··· TASK MATERIAL
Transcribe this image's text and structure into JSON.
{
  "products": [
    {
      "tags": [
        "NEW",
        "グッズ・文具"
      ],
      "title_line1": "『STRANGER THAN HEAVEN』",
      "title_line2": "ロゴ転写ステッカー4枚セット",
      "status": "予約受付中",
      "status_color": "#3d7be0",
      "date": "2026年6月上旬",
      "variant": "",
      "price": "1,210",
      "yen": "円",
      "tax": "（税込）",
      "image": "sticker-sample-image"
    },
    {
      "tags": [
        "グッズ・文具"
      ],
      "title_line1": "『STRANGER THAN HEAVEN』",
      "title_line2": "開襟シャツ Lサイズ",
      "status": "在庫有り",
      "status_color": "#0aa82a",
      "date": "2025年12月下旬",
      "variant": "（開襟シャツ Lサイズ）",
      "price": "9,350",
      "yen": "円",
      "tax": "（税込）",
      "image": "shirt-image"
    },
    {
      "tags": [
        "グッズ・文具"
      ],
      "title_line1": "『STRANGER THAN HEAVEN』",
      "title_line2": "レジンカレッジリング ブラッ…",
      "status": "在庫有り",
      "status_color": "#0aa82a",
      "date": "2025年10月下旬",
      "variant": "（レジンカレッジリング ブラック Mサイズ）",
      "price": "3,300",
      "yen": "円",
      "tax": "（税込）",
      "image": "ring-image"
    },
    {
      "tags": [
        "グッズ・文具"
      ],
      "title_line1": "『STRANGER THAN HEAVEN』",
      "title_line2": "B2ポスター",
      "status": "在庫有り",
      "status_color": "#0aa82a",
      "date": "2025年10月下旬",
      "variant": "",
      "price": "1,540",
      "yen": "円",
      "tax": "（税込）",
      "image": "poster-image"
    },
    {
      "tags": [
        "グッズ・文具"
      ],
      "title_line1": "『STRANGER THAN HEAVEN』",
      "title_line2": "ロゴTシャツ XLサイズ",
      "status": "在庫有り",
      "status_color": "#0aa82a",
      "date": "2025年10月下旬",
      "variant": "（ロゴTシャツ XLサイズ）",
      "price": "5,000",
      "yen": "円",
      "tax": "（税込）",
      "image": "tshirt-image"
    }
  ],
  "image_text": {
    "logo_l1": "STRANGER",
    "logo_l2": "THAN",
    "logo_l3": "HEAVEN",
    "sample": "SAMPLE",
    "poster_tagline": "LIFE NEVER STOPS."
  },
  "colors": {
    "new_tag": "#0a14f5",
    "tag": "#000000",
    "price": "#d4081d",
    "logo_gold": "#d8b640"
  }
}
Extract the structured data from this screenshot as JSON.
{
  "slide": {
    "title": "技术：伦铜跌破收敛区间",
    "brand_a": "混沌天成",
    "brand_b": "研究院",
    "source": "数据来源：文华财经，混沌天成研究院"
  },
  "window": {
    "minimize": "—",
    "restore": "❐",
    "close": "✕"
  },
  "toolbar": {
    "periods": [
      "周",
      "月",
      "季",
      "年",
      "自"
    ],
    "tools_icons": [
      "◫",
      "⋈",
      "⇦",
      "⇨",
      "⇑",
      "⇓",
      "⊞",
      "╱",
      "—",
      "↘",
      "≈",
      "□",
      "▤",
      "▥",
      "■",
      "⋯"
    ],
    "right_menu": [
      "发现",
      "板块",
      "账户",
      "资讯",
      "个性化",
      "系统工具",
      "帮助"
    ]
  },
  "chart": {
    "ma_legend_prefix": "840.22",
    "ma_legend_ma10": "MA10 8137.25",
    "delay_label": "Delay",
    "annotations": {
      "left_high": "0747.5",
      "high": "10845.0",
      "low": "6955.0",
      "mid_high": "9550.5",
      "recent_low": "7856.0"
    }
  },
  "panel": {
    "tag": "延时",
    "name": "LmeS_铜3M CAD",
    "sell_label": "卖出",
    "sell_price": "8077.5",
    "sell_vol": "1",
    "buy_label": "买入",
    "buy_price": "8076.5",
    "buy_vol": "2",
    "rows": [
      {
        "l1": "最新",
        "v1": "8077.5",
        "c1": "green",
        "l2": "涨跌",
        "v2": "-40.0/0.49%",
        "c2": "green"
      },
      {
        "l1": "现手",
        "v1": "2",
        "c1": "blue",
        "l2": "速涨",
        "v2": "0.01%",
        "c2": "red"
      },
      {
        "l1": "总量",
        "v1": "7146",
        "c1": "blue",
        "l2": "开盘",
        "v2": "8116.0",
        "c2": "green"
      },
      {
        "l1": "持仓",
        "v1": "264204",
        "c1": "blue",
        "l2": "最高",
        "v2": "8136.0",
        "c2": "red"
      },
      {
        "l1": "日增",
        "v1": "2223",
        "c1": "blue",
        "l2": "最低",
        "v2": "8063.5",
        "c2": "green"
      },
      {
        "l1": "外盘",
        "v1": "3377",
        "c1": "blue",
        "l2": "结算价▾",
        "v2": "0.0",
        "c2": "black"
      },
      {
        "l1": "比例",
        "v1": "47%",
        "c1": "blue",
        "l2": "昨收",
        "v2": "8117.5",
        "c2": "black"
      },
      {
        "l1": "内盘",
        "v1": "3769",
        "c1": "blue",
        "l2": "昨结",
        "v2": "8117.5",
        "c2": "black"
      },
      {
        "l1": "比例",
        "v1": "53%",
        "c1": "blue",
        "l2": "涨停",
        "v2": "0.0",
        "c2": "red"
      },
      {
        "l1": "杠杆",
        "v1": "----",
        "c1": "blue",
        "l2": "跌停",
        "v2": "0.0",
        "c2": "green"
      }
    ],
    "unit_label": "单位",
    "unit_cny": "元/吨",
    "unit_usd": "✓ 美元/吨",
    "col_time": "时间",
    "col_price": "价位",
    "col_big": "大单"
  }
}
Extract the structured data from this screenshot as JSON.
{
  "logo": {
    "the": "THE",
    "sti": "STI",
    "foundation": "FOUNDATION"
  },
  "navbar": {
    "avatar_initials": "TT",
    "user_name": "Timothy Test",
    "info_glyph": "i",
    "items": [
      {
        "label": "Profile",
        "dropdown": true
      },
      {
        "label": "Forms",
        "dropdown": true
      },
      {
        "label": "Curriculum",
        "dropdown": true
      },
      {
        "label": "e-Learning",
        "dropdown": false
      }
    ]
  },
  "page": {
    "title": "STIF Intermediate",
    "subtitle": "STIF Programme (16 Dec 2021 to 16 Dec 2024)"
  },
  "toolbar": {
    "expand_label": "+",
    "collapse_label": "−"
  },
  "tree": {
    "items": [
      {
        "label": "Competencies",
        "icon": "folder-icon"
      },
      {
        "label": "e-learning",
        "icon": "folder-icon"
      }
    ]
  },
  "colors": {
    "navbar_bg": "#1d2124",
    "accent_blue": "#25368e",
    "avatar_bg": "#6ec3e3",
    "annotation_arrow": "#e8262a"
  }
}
······
**TASK STATEMENT**
Repeat all of the entries exactly.

**FULL ANSWER**
Transcribe this image's text and structure into JSON.
{
  "products": [
    {
      "tags": [
        "NEW",
        "グッズ・文具"
      ],
      "title_line1": "『STRANGER THAN HEAVEN』",
      "title_line2": "ロゴ転写ステッカー4枚セット",
      "status": "予約受付中",
      "status_color": "#3d7be0",
      "date": "2026年6月上旬",
      "variant": "",
      "price": "1,210",
      "yen": "円",
      "tax": "（税込）",
      "image": "sticker-sample-image"
    },
    {
      "tags": [
        "グッズ・文具"
      ],
      "title_line1": "『STRANGER THAN HEAVEN』",
      "title_line2": "開襟シャツ Lサイズ",
      "status": "在庫有り",
      "status_color": "#0aa82a",
      "date": "2025年12月下旬",
      "variant": "（開襟シャツ Lサイズ）",
      "price": "9,350",
      "yen": "円",
      "tax": "（税込）",
      "image": "shirt-image"
    },
    {
      "tags": [
        "グッズ・文具"
      ],
      "title_line1": "『STRANGER THAN HEAVEN』",
      "title_line2": "レジンカレッジリング ブラッ…",
      "status": "在庫有り",
      "status_color": "#0aa82a",
      "date": "2025年10月下旬",
      "variant": "（レジンカレッジリング ブラック Mサイズ）",
      "price": "3,300",
      "yen": "円",
      "tax": "（税込）",
      "image": "ring-image"
    },
    {
      "tags": [
        "グッズ・文具"
      ],
      "title_line1": "『STRANGER THAN HEAVEN』",
      "title_line2": "B2ポスター",
      "status": "在庫有り",
      "status_color": "#0aa82a",
      "date": "2025年10月下旬",
      "variant": "",
      "price": "1,540",
      "yen": "円",
      "tax": "（税込）",
      "image": "poster-image"
    },
    {
      "tags": [
        "グッズ・文具"
      ],
      "title_line1": "『STRANGER THAN HEAVEN』",
      "title_line2": "ロゴTシャツ XLサイズ",
      "status": "在庫有り",
      "status_color": "#0aa82a",
      "date": "2025年10月下旬",
      "variant": "（ロゴTシャツ XLサイズ）",
      "price": "5,000",
      "yen": "円",
      "tax": "（税込）",
      "image": "tshirt-image"
    }
  ],
  "image_text": {
    "logo_l1": "STRANGER",
    "logo_l2": "THAN",
    "logo_l3": "HEAVEN",
    "sample": "SAMPLE",
    "poster_tagline": "LIFE NEVER STOPS."
  },
  "colors": {
    "new_tag": "#0a14f5",
    "tag": "#000000",
    "price": "#d4081d",
    "logo_gold": "#d8b640"
  }
}
Extract the structured data from this screenshot as JSON.
{
  "slide": {
    "title": "技术：伦铜跌破收敛区间",
    "brand_a": "混沌天成",
    "brand_b": "研究院",
    "source": "数据来源：文华财经，混沌天成研究院"
  },
  "window": {
    "minimize": "—",
    "restore": "❐",
    "close": "✕"
  },
  "toolbar": {
    "periods": [
      "周",
      "月",
      "季",
      "年",
      "自"
    ],
    "tools_icons": [
      "◫",
      "⋈",
      "⇦",
      "⇨",
      "⇑",
      "⇓",
      "⊞",
      "╱",
      "—",
      "↘",
      "≈",
      "□",
      "▤",
      "▥",
      "■",
      "⋯"
    ],
    "right_menu": [
      "发现",
      "板块",
      "账户",
      "资讯",
      "个性化",
      "系统工具",
      "帮助"
    ]
  },
  "chart": {
    "ma_legend_prefix": "840.22",
    "ma_legend_ma10": "MA10 8137.25",
    "delay_label": "Delay",
    "annotations": {
      "left_high": "0747.5",
      "high": "10845.0",
      "low": "6955.0",
      "mid_high": "9550.5",
      "recent_low": "7856.0"
    }
  },
  "panel": {
    "tag": "延时",
    "name": "LmeS_铜3M CAD",
    "sell_label": "卖出",
    "sell_price": "8077.5",
    "sell_vol": "1",
    "buy_label": "买入",
    "buy_price": "8076.5",
    "buy_vol": "2",
    "rows": [
      {
        "l1": "最新",
        "v1": "8077.5",
        "c1": "green",
        "l2": "涨跌",
        "v2": "-40.0/0.49%",
        "c2": "green"
      },
      {
        "l1": "现手",
        "v1": "2",
        "c1": "blue",
        "l2": "速涨",
        "v2": "0.01%",
        "c2": "red"
      },
      {
        "l1": "总量",
        "v1": "7146",
        "c1": "blue",
        "l2": "开盘",
        "v2": "8116.0",
        "c2": "green"
      },
      {
        "l1": "持仓",
        "v1": "264204",
        "c1": "blue",
        "l2": "最高",
        "v2": "8136.0",
        "c2": "red"
      },
      {
        "l1": "日增",
        "v1": "2223",
        "c1": "blue",
        "l2": "最低",
        "v2": "8063.5",
        "c2": "green"
      },
      {
        "l1": "外盘",
        "v1": "3377",
        "c1": "blue",
        "l2": "结算价▾",
        "v2": "0.0",
        "c2": "black"
      },
      {
        "l1": "比例",
        "v1": "47%",
        "c1": "blue",
        "l2": "昨收",
        "v2": "8117.5",
        "c2": "black"
      },
      {
        "l1": "内盘",
        "v1": "3769",
        "c1": "blue",
        "l2": "昨结",
        "v2": "8117.5",
        "c2": "black"
      },
      {
        "l1": "比例",
        "v1": "53%",
        "c1": "blue",
        "l2": "涨停",
        "v2": "0.0",
        "c2": "red"
      },
      {
        "l1": "杠杆",
        "v1": "----",
        "c1": "blue",
        "l2": "跌停",
        "v2": "0.0",
        "c2": "green"
      }
    ],
    "unit_label": "单位",
    "unit_cny": "元/吨",
    "unit_usd": "✓ 美元/吨",
    "col_time": "时间",
    "col_price": "价位",
    "col_big": "大单"
  }
}
Extract the structured data from this screenshot as JSON.
{
  "logo": {
    "the": "THE",
    "sti": "STI",
    "foundation": "FOUNDATION"
  },
  "navbar": {
    "avatar_initials": "TT",
    "user_name": "Timothy Test",
    "info_glyph": "i",
    "items": [
      {
        "label": "Profile",
        "dropdown": true
      },
      {
        "label": "Forms",
        "dropdown": true
      },
      {
        "label": "Curriculum",
        "dropdown": true
      },
      {
        "label": "e-Learning",
        "dropdown": false
      }
    ]
  },
  "page": {
    "title": "STIF Intermediate",
    "subtitle": "STIF Programme (16 Dec 2021 to 16 Dec 2024)"
  },
  "toolbar": {
    "expand_label": "+",
    "collapse_label": "−"
  },
  "tree": {
    "items": [
      {
        "label": "Competencies",
        "icon": "folder-icon"
      },
      {
        "label": "e-learning",
        "icon": "folder-icon"
      }
    ]
  },
  "colors": {
    "navbar_bg": "#1d2124",
    "accent_blue": "#25368e",
    "avatar_bg": "#6ec3e3",
    "annotation_arrow": "#e8262a"
  }
}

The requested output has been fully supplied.